- _Work instructions_
Quote the listing below in full and exactly as written, but omit every picture.

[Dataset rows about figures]
§
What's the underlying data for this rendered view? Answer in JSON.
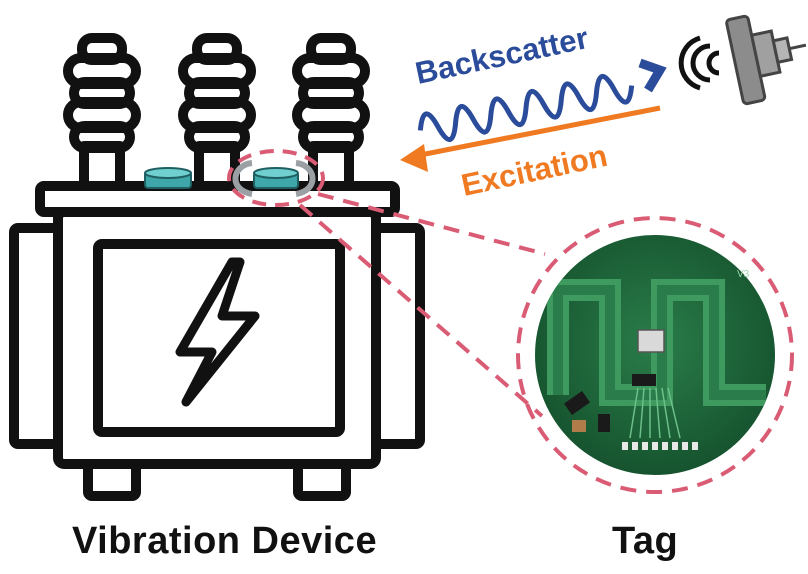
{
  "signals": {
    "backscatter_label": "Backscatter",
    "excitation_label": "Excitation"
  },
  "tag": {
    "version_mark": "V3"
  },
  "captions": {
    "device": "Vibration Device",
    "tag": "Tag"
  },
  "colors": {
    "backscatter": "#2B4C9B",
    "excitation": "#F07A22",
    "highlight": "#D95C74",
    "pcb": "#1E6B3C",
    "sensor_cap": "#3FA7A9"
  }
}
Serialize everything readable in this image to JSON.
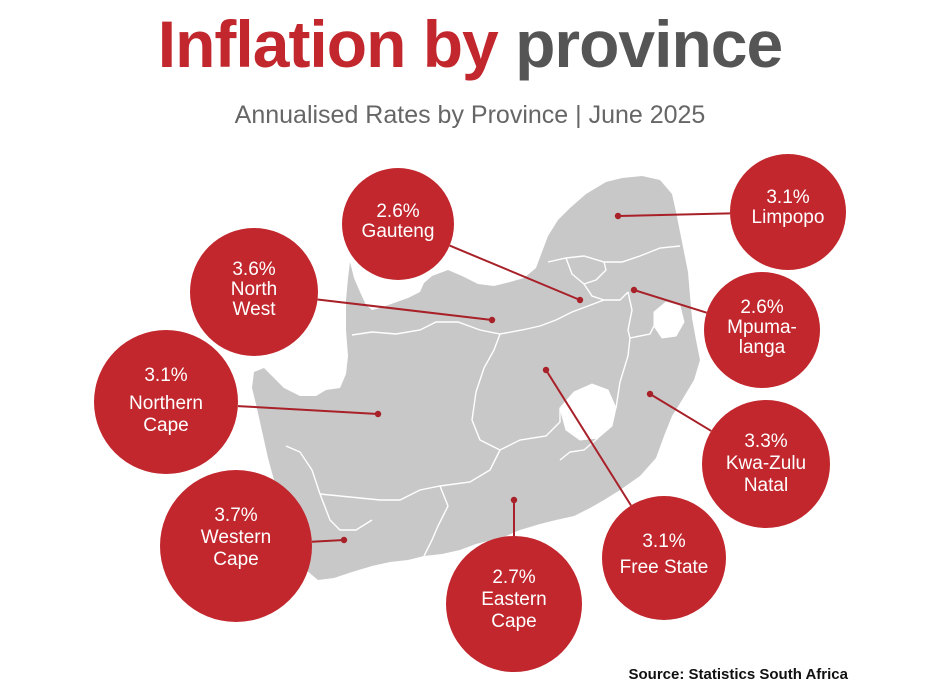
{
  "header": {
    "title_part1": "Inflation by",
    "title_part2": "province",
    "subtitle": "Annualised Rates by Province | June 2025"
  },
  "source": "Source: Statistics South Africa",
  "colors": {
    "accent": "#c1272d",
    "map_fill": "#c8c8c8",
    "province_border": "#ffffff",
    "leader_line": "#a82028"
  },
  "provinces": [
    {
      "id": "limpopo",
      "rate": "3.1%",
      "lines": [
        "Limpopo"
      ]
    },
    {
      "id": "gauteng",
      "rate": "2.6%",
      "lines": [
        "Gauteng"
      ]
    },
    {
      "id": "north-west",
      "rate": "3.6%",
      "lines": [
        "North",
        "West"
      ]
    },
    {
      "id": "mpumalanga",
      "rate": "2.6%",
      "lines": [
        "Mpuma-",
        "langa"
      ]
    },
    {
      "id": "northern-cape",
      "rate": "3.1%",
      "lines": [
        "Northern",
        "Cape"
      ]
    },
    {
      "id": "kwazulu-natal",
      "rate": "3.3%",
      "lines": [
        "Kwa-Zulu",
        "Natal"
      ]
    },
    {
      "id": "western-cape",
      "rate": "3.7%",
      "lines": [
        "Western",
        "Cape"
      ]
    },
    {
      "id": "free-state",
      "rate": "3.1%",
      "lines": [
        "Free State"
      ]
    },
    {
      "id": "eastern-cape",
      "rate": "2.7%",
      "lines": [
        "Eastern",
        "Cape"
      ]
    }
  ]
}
§
- _Answer for this exercise_
What's the underlying data for this rendered view? Answer in JSON.
{
  "signals": {
    "backscatter_label": "Backscatter",
    "excitation_label": "Excitation"
  },
  "tag": {
    "version_mark": "V3"
  },
  "captions": {
    "device": "Vibration Device",
    "tag": "Tag"
  },
  "colors": {
    "backscatter": "#2B4C9B",
    "excitation": "#F07A22",
    "highlight": "#D95C74",
    "pcb": "#1E6B3C",
    "sensor_cap": "#3FA7A9"
  }
}
Serialize everything readable in this image to JSON.
{
  "header": {
    "title_part1": "Inflation by",
    "title_part2": "province",
    "subtitle": "Annualised Rates by Province | June 2025"
  },
  "source": "Source: Statistics South Africa",
  "colors": {
    "accent": "#c1272d",
    "map_fill": "#c8c8c8",
    "province_border": "#ffffff",
    "leader_line": "#a82028"
  },
  "provinces": [
    {
      "id": "limpopo",
      "rate": "3.1%",
      "lines": [
        "Limpopo"
      ]
    },
    {
      "id": "gauteng",
      "rate": "2.6%",
      "lines": [
        "Gauteng"
      ]
    },
    {
      "id": "north-west",
      "rate": "3.6%",
      "lines": [
        "North",
        "West"
      ]
    },
    {
      "id": "mpumalanga",
      "rate": "2.6%",
      "lines": [
        "Mpuma-",
        "langa"
      ]
    },
    {
      "id": "northern-cape",
      "rate": "3.1%",
      "lines": [
        "Northern",
        "Cape"
      ]
    },
    {
      "id": "kwazulu-natal",
      "rate": "3.3%",
      "lines": [
        "Kwa-Zulu",
        "Natal"
      ]
    },
    {
      "id": "western-cape",
      "rate": "3.7%",
      "lines": [
        "Western",
        "Cape"
      ]
    },
    {
      "id": "free-state",
      "rate": "3.1%",
      "lines": [
        "Free State"
      ]
    },
    {
      "id": "eastern-cape",
      "rate": "2.7%",
      "lines": [
        "Eastern",
        "Cape"
      ]
    }
  ]
}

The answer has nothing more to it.